**DIRECTIONS FOR THIS TASK**
Repeat the whole listing exactly as written.

Structured figure records:
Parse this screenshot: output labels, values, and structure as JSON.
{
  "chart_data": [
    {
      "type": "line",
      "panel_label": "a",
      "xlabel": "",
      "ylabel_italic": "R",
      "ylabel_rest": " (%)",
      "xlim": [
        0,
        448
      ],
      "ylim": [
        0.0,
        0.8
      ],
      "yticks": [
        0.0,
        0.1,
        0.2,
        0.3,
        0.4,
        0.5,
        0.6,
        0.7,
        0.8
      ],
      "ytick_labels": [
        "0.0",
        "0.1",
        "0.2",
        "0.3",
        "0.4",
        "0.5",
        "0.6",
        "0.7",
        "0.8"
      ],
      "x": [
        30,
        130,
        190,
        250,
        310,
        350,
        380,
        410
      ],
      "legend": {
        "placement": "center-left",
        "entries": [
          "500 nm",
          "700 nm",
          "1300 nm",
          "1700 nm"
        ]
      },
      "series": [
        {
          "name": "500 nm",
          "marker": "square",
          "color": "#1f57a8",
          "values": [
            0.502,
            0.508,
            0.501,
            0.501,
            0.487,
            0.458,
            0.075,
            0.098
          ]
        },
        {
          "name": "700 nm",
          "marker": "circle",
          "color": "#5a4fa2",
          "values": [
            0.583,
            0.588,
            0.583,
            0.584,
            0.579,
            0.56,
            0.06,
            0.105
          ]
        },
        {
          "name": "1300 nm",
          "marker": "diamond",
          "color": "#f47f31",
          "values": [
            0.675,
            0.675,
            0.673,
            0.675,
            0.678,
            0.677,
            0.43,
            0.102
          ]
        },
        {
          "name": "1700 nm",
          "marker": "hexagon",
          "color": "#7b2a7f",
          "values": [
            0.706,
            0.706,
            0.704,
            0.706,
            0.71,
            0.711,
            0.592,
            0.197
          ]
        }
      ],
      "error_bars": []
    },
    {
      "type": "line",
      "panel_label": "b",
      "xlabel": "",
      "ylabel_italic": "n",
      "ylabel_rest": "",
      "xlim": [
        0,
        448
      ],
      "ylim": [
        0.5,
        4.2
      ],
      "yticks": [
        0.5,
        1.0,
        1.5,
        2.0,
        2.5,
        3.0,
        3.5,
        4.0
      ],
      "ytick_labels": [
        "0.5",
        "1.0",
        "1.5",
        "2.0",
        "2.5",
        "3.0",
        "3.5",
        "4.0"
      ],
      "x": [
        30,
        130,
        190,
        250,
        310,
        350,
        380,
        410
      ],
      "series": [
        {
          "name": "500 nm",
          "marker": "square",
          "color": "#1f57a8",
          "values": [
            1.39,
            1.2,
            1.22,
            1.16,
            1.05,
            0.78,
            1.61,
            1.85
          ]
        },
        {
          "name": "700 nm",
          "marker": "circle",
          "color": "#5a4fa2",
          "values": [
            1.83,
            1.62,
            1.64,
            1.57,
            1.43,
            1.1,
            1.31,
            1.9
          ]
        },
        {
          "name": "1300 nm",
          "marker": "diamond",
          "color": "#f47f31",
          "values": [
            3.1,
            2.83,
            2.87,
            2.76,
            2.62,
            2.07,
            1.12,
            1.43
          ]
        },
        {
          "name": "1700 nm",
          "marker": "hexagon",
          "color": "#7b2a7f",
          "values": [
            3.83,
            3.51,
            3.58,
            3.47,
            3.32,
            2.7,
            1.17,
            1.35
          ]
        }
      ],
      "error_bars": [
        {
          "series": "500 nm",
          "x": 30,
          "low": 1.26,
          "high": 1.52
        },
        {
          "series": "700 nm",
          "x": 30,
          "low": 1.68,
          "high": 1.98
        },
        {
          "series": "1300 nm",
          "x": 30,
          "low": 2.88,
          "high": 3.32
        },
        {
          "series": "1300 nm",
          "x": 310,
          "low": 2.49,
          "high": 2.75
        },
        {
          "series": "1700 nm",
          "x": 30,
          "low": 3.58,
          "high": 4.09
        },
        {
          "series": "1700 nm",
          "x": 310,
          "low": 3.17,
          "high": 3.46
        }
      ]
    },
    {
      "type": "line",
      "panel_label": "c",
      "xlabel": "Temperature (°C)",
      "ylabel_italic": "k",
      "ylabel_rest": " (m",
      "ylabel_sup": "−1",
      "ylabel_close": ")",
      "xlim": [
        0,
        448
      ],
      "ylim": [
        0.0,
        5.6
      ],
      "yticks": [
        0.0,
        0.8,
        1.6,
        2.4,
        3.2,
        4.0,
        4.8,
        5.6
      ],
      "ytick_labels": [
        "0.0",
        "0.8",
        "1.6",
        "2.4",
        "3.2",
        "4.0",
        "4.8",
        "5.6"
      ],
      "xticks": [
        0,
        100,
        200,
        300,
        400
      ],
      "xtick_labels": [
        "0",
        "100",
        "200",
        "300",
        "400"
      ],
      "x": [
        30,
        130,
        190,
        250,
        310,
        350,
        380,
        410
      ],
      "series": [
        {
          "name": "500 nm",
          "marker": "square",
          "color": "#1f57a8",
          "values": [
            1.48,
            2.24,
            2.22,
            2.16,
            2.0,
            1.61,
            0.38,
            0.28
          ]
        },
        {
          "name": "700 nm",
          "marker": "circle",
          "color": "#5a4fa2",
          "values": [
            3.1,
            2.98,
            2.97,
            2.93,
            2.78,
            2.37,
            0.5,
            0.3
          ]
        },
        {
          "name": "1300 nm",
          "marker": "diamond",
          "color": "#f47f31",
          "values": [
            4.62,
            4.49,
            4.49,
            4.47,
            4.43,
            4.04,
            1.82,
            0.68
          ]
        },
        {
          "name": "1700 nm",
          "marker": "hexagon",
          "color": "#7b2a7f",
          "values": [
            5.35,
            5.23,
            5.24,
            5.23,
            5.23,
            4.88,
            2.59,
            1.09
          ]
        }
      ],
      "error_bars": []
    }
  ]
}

**CORRECT RESPONSE**
Parse this screenshot: output labels, values, and structure as JSON.
{
  "chart_data": [
    {
      "type": "line",
      "panel_label": "a",
      "xlabel": "",
      "ylabel_italic": "R",
      "ylabel_rest": " (%)",
      "xlim": [
        0,
        448
      ],
      "ylim": [
        0.0,
        0.8
      ],
      "yticks": [
        0.0,
        0.1,
        0.2,
        0.3,
        0.4,
        0.5,
        0.6,
        0.7,
        0.8
      ],
      "ytick_labels": [
        "0.0",
        "0.1",
        "0.2",
        "0.3",
        "0.4",
        "0.5",
        "0.6",
        "0.7",
        "0.8"
      ],
      "x": [
        30,
        130,
        190,
        250,
        310,
        350,
        380,
        410
      ],
      "legend": {
        "placement": "center-left",
        "entries": [
          "500 nm",
          "700 nm",
          "1300 nm",
          "1700 nm"
        ]
      },
      "series": [
        {
          "name": "500 nm",
          "marker": "square",
          "color": "#1f57a8",
          "values": [
            0.502,
            0.508,
            0.501,
            0.501,
            0.487,
            0.458,
            0.075,
            0.098
          ]
        },
        {
          "name": "700 nm",
          "marker": "circle",
          "color": "#5a4fa2",
          "values": [
            0.583,
            0.588,
            0.583,
            0.584,
            0.579,
            0.56,
            0.06,
            0.105
          ]
        },
        {
          "name": "1300 nm",
          "marker": "diamond",
          "color": "#f47f31",
          "values": [
            0.675,
            0.675,
            0.673,
            0.675,
            0.678,
            0.677,
            0.43,
            0.102
          ]
        },
        {
          "name": "1700 nm",
          "marker": "hexagon",
          "color": "#7b2a7f",
          "values": [
            0.706,
            0.706,
            0.704,
            0.706,
            0.71,
            0.711,
            0.592,
            0.197
          ]
        }
      ],
      "error_bars": []
    },
    {
      "type": "line",
      "panel_label": "b",
      "xlabel": "",
      "ylabel_italic": "n",
      "ylabel_rest": "",
      "xlim": [
        0,
        448
      ],
      "ylim": [
        0.5,
        4.2
      ],
      "yticks": [
        0.5,
        1.0,
        1.5,
        2.0,
        2.5,
        3.0,
        3.5,
        4.0
      ],
      "ytick_labels": [
        "0.5",
        "1.0",
        "1.5",
        "2.0",
        "2.5",
        "3.0",
        "3.5",
        "4.0"
      ],
      "x": [
        30,
        130,
        190,
        250,
        310,
        350,
        380,
        410
      ],
      "series": [
        {
          "name": "500 nm",
          "marker": "square",
          "color": "#1f57a8",
          "values": [
            1.39,
            1.2,
            1.22,
            1.16,
            1.05,
            0.78,
            1.61,
            1.85
          ]
        },
        {
          "name": "700 nm",
          "marker": "circle",
          "color": "#5a4fa2",
          "values": [
            1.83,
            1.62,
            1.64,
            1.57,
            1.43,
            1.1,
            1.31,
            1.9
          ]
        },
        {
          "name": "1300 nm",
          "marker": "diamond",
          "color": "#f47f31",
          "values": [
            3.1,
            2.83,
            2.87,
            2.76,
            2.62,
            2.07,
            1.12,
            1.43
          ]
        },
        {
          "name": "1700 nm",
          "marker": "hexagon",
          "color": "#7b2a7f",
          "values": [
            3.83,
            3.51,
            3.58,
            3.47,
            3.32,
            2.7,
            1.17,
            1.35
          ]
        }
      ],
      "error_bars": [
        {
          "series": "500 nm",
          "x": 30,
          "low": 1.26,
          "high": 1.52
        },
        {
          "series": "700 nm",
          "x": 30,
          "low": 1.68,
          "high": 1.98
        },
        {
          "series": "1300 nm",
          "x": 30,
          "low": 2.88,
          "high": 3.32
        },
        {
          "series": "1300 nm",
          "x": 310,
          "low": 2.49,
          "high": 2.75
        },
        {
          "series": "1700 nm",
          "x": 30,
          "low": 3.58,
          "high": 4.09
        },
        {
          "series": "1700 nm",
          "x": 310,
          "low": 3.17,
          "high": 3.46
        }
      ]
    },
    {
      "type": "line",
      "panel_label": "c",
      "xlabel": "Temperature (°C)",
      "ylabel_italic": "k",
      "ylabel_rest": " (m",
      "ylabel_sup": "−1",
      "ylabel_close": ")",
      "xlim": [
        0,
        448
      ],
      "ylim": [
        0.0,
        5.6
      ],
      "yticks": [
        0.0,
        0.8,
        1.6,
        2.4,
        3.2,
        4.0,
        4.8,
        5.6
      ],
      "ytick_labels": [
        "0.0",
        "0.8",
        "1.6",
        "2.4",
        "3.2",
        "4.0",
        "4.8",
        "5.6"
      ],
      "xticks": [
        0,
        100,
        200,
        300,
        400
      ],
      "xtick_labels": [
        "0",
        "100",
        "200",
        "300",
        "400"
      ],
      "x": [
        30,
        130,
        190,
        250,
        310,
        350,
        380,
        410
      ],
      "series": [
        {
          "name": "500 nm",
          "marker": "square",
          "color": "#1f57a8",
          "values": [
            1.48,
            2.24,
            2.22,
            2.16,
            2.0,
            1.61,
            0.38,
            0.28
          ]
        },
        {
          "name": "700 nm",
          "marker": "circle",
          "color": "#5a4fa2",
          "values": [
            3.1,
            2.98,
            2.97,
            2.93,
            2.78,
            2.37,
            0.5,
            0.3
          ]
        },
        {
          "name": "1300 nm",
          "marker": "diamond",
          "color": "#f47f31",
          "values": [
            4.62,
            4.49,
            4.49,
            4.47,
            4.43,
            4.04,
            1.82,
            0.68
          ]
        },
        {
          "name": "1700 nm",
          "marker": "hexagon",
          "color": "#7b2a7f",
          "values": [
            5.35,
            5.23,
            5.24,
            5.23,
            5.23,
            4.88,
            2.59,
            1.09
          ]
        }
      ],
      "error_bars": []
    }
  ]
}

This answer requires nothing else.